• Goal of the exercise: Your task is to extract the lines from the one holding "Extract the structured" through the end of the material. Set them down exactly and add nothing.
------ Material shown ------
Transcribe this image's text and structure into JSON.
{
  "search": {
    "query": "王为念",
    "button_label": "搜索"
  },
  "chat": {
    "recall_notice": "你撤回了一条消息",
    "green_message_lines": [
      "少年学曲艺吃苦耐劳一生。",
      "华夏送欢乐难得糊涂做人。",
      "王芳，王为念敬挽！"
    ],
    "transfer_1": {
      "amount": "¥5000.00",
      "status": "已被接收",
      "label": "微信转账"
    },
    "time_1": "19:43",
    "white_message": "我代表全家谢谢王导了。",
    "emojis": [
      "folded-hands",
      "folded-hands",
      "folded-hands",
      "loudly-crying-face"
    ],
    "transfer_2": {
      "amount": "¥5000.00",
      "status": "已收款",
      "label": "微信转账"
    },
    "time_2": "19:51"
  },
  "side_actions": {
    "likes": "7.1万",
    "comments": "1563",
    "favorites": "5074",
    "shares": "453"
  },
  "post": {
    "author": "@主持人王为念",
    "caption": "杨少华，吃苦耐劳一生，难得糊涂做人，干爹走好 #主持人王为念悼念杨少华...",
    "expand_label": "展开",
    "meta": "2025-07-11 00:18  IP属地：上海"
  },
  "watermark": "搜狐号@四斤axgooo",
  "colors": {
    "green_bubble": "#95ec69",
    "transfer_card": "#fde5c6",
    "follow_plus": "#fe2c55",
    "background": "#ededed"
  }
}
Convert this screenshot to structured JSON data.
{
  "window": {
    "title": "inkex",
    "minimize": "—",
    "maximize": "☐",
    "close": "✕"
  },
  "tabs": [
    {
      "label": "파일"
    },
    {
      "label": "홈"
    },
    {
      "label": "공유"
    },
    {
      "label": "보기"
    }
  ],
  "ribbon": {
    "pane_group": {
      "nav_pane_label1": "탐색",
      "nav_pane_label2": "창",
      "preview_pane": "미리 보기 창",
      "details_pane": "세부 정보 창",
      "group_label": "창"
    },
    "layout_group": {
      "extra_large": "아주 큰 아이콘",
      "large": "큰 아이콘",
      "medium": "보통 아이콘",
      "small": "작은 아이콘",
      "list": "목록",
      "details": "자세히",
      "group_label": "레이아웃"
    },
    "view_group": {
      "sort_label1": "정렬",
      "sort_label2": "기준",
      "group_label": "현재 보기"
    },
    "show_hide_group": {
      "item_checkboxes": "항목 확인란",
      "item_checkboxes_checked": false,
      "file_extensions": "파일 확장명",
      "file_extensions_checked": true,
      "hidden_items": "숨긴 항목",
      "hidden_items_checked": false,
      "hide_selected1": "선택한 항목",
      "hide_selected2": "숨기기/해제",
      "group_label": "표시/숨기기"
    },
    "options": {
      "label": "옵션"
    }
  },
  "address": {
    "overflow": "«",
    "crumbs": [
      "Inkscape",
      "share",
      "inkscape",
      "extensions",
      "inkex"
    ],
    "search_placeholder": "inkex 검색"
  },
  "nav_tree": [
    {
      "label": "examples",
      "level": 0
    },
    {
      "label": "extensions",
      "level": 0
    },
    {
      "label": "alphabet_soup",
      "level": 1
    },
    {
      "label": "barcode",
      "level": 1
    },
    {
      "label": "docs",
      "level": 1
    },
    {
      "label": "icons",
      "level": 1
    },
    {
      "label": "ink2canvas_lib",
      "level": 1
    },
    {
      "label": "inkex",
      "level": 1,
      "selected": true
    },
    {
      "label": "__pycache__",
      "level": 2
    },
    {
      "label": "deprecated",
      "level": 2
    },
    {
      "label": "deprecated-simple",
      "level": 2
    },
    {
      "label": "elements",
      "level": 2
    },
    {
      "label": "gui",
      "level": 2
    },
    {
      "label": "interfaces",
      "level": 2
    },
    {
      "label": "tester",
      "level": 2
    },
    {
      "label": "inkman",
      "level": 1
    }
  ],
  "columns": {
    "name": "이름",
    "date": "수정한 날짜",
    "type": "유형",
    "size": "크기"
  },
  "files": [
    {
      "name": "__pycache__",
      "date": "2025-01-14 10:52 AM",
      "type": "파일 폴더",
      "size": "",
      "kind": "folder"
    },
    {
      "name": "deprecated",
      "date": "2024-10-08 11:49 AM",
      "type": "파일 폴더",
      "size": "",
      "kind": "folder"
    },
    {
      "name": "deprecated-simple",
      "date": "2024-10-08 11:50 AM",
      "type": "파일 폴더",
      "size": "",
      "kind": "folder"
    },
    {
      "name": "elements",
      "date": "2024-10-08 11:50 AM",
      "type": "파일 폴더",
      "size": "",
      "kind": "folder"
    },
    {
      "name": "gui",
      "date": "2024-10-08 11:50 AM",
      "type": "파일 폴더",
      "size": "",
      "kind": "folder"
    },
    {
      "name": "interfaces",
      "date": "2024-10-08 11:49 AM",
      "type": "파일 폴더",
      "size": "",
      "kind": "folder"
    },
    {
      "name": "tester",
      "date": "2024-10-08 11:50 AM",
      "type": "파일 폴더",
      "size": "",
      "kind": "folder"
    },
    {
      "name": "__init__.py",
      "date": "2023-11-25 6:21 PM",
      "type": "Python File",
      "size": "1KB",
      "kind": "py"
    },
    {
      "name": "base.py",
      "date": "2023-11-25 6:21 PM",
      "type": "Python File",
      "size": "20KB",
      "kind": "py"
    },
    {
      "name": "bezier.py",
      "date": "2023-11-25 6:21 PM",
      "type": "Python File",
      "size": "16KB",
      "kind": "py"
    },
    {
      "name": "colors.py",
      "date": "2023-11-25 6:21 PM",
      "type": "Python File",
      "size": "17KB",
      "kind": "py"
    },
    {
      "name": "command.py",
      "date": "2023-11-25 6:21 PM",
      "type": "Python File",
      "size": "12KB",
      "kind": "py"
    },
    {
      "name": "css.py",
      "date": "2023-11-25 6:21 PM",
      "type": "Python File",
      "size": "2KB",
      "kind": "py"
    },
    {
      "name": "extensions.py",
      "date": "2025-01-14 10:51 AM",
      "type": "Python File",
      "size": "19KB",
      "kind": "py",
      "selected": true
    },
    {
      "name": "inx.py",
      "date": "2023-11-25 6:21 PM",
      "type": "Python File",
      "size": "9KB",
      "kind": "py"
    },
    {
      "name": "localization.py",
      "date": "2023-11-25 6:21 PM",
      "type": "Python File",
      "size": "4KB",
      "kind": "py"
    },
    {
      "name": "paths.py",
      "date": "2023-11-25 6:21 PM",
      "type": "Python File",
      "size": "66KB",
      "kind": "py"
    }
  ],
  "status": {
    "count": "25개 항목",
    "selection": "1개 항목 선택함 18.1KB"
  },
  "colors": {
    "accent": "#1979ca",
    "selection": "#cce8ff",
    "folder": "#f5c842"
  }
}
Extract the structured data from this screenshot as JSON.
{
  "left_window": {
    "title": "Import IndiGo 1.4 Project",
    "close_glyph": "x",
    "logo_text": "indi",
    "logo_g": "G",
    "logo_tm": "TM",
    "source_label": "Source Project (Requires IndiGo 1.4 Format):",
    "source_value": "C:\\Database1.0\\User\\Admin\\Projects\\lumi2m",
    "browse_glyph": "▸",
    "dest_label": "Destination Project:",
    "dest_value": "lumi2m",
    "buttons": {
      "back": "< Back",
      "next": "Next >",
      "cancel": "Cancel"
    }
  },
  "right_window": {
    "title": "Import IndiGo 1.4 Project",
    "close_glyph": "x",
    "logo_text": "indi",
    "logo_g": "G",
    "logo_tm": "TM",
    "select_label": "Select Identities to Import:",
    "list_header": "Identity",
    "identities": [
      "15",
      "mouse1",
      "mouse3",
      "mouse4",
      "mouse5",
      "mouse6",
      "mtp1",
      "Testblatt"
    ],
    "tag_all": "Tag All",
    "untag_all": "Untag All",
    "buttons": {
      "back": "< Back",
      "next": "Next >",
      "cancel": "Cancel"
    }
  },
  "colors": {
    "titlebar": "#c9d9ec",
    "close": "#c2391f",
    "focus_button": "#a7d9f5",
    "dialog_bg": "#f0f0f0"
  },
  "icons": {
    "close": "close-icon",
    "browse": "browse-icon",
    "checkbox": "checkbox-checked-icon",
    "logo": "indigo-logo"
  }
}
------
• Correct answer:
Extract the structured data from this screenshot as JSON.
{
  "left_window": {
    "title": "Import IndiGo 1.4 Project",
    "close_glyph": "x",
    "logo_text": "indi",
    "logo_g": "G",
    "logo_tm": "TM",
    "source_label": "Source Project (Requires IndiGo 1.4 Format):",
    "source_value": "C:\\Database1.0\\User\\Admin\\Projects\\lumi2m",
    "browse_glyph": "▸",
    "dest_label": "Destination Project:",
    "dest_value": "lumi2m",
    "buttons": {
      "back": "< Back",
      "next": "Next >",
      "cancel": "Cancel"
    }
  },
  "right_window": {
    "title": "Import IndiGo 1.4 Project",
    "close_glyph": "x",
    "logo_text": "indi",
    "logo_g": "G",
    "logo_tm": "TM",
    "select_label": "Select Identities to Import:",
    "list_header": "Identity",
    "identities": [
      "15",
      "mouse1",
      "mouse3",
      "mouse4",
      "mouse5",
      "mouse6",
      "mtp1",
      "Testblatt"
    ],
    "tag_all": "Tag All",
    "untag_all": "Untag All",
    "buttons": {
      "back": "< Back",
      "next": "Next >",
      "cancel": "Cancel"
    }
  },
  "colors": {
    "titlebar": "#c9d9ec",
    "close": "#c2391f",
    "focus_button": "#a7d9f5",
    "dialog_bg": "#f0f0f0"
  },
  "icons": {
    "close": "close-icon",
    "browse": "browse-icon",
    "checkbox": "checkbox-checked-icon",
    "logo": "indigo-logo"
  }
}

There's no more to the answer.